In the listing below, count the lines with "LTDA" and report only the figure.

+++++

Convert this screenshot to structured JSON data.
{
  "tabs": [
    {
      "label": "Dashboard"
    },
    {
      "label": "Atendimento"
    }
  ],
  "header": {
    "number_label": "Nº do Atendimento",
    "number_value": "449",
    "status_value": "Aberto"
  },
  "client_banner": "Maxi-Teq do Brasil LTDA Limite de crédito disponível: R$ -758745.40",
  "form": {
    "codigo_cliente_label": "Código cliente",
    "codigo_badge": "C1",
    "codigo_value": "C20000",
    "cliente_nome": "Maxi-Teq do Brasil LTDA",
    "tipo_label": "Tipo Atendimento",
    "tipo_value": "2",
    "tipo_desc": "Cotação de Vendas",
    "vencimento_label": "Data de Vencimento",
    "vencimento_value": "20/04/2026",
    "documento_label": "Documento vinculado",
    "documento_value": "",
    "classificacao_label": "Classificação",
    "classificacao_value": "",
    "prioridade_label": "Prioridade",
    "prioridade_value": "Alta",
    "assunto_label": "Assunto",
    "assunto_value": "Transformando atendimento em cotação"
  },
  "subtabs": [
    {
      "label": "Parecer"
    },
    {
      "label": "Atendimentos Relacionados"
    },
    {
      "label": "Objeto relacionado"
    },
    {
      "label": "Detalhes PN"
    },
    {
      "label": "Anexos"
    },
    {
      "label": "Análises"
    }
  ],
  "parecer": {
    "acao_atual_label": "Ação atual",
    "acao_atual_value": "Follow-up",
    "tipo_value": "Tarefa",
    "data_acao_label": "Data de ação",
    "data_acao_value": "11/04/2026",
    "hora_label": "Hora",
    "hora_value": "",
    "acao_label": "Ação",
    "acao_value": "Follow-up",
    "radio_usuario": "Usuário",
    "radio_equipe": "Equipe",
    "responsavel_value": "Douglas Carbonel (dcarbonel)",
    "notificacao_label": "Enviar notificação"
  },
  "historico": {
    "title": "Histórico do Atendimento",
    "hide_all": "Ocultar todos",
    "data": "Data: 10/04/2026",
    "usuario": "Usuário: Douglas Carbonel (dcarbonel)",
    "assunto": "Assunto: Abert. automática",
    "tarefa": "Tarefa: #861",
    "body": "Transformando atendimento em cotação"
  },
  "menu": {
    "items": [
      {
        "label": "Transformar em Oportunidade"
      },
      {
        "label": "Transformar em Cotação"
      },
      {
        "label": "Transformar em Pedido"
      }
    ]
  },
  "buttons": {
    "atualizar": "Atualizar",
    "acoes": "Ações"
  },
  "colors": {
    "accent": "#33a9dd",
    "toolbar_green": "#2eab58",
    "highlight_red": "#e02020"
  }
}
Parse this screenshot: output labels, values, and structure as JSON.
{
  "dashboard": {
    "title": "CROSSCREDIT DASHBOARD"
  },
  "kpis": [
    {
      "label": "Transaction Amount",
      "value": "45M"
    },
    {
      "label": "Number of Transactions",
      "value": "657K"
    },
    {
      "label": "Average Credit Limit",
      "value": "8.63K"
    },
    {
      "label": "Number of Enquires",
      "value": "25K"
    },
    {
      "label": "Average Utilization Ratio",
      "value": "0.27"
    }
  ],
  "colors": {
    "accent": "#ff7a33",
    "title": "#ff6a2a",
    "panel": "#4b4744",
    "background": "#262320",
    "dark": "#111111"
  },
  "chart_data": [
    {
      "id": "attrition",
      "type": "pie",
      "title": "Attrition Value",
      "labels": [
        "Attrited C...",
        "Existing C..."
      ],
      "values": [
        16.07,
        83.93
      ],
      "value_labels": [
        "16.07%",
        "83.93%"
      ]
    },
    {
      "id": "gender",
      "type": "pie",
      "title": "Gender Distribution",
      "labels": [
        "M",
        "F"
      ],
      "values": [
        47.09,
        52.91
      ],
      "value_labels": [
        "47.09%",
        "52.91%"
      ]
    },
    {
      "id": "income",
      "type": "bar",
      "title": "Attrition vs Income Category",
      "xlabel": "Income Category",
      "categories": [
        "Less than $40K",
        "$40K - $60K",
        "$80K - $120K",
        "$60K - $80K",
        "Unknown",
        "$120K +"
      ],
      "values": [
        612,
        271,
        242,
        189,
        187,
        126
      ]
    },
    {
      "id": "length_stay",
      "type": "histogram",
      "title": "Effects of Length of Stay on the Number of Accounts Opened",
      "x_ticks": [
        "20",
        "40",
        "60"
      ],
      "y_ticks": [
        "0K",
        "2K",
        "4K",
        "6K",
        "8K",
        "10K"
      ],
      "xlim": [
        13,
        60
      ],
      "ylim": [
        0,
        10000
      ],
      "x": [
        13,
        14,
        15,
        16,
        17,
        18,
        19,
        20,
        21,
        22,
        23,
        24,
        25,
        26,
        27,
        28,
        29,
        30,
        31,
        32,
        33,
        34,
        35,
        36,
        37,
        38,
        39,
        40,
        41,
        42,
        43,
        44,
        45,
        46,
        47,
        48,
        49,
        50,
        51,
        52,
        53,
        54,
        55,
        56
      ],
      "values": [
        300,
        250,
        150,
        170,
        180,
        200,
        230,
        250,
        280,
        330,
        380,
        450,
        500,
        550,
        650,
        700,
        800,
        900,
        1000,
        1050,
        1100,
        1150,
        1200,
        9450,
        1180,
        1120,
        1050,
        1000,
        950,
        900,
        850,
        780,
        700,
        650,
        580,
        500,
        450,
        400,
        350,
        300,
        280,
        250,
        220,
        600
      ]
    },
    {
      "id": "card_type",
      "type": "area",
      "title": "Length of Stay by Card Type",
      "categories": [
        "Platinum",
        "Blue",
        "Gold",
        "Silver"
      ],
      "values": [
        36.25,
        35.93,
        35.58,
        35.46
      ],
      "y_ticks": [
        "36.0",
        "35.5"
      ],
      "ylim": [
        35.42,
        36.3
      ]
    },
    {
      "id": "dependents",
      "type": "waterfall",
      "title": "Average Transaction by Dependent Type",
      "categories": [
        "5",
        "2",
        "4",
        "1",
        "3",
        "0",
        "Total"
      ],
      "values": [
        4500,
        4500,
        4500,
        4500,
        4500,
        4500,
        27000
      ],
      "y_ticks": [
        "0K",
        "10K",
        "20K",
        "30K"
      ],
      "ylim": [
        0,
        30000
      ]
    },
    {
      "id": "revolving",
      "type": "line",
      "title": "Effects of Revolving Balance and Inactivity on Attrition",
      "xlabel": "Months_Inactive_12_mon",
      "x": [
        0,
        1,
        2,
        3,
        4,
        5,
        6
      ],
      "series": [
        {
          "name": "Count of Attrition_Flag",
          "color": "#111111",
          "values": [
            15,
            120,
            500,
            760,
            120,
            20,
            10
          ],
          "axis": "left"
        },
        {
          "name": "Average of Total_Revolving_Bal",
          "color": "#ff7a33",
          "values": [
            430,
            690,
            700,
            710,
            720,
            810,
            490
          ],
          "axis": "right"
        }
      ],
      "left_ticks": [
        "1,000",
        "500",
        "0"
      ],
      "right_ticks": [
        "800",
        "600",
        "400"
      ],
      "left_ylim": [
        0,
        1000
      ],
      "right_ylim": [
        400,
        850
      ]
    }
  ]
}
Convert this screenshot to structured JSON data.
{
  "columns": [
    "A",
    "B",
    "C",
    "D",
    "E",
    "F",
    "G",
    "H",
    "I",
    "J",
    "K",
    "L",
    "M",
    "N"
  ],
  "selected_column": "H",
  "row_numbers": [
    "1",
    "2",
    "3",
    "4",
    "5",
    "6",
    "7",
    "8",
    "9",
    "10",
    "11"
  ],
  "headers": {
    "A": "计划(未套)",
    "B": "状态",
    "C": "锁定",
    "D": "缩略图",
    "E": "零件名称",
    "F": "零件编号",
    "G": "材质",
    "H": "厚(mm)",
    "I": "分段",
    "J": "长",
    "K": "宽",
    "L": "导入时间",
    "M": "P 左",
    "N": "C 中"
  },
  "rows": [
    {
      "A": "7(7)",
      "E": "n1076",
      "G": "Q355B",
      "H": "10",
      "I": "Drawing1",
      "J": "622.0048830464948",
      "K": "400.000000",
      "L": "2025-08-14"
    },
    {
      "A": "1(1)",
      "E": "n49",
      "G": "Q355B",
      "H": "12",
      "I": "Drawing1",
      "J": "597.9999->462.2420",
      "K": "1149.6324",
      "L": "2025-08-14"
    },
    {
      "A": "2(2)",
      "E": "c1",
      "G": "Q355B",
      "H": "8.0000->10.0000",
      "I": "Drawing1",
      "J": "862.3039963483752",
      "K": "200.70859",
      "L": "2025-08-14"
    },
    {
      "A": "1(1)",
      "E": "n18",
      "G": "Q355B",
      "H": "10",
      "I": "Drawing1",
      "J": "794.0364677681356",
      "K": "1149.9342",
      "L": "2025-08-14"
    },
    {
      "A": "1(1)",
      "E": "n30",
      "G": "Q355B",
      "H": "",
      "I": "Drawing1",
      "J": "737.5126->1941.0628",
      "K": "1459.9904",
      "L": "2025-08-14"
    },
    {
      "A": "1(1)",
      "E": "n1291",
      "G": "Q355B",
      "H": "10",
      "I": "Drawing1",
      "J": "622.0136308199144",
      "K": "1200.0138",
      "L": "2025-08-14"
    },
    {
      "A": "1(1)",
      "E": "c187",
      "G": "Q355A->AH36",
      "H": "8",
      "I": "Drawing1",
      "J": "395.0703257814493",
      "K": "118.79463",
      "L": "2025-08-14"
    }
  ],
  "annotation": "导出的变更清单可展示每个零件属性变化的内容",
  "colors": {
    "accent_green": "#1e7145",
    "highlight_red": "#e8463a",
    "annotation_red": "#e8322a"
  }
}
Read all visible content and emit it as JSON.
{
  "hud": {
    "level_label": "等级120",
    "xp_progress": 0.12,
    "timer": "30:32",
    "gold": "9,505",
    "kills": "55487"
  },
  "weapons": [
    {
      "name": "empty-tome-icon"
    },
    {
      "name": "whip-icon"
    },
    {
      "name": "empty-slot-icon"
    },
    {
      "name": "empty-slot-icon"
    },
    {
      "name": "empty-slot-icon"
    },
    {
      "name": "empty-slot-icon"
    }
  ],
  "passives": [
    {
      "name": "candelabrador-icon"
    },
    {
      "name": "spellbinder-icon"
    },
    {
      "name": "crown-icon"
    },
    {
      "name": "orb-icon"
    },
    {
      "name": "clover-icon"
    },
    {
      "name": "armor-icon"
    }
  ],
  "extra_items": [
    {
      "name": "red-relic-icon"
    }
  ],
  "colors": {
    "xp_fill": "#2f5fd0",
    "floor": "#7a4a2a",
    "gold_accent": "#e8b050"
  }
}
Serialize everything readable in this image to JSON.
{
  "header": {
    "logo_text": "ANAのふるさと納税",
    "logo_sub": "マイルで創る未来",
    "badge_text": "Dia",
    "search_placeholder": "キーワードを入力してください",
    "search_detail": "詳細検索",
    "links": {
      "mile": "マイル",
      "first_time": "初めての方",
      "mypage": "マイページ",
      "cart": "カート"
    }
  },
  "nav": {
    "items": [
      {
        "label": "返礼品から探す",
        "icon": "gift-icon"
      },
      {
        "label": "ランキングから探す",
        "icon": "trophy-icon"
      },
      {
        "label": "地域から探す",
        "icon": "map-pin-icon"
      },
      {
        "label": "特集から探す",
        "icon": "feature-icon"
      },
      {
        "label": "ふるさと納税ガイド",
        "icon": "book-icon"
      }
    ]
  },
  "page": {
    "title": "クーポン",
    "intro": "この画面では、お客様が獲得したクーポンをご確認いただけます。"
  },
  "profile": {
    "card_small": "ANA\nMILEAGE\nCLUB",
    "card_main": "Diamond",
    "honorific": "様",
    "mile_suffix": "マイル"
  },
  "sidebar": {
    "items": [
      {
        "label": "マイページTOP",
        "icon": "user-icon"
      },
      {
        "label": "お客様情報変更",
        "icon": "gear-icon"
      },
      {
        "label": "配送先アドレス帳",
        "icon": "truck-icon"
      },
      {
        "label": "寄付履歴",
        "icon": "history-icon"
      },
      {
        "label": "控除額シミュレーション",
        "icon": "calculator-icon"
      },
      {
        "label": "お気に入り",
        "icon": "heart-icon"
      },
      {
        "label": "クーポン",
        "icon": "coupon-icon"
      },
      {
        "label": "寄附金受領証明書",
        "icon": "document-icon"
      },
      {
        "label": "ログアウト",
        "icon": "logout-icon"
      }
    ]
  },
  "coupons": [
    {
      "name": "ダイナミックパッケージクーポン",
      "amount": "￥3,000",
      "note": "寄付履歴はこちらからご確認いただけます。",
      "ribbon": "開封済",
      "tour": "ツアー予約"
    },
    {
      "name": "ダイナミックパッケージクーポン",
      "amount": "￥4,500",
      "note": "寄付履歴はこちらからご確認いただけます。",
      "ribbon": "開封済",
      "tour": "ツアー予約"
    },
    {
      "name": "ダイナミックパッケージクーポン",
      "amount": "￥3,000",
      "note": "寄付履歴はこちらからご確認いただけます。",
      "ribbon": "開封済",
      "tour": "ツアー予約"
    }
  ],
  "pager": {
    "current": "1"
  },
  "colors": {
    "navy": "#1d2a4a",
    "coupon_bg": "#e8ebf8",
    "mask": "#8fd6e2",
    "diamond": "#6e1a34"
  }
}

+++++

RESULT OF THIS TASK: 2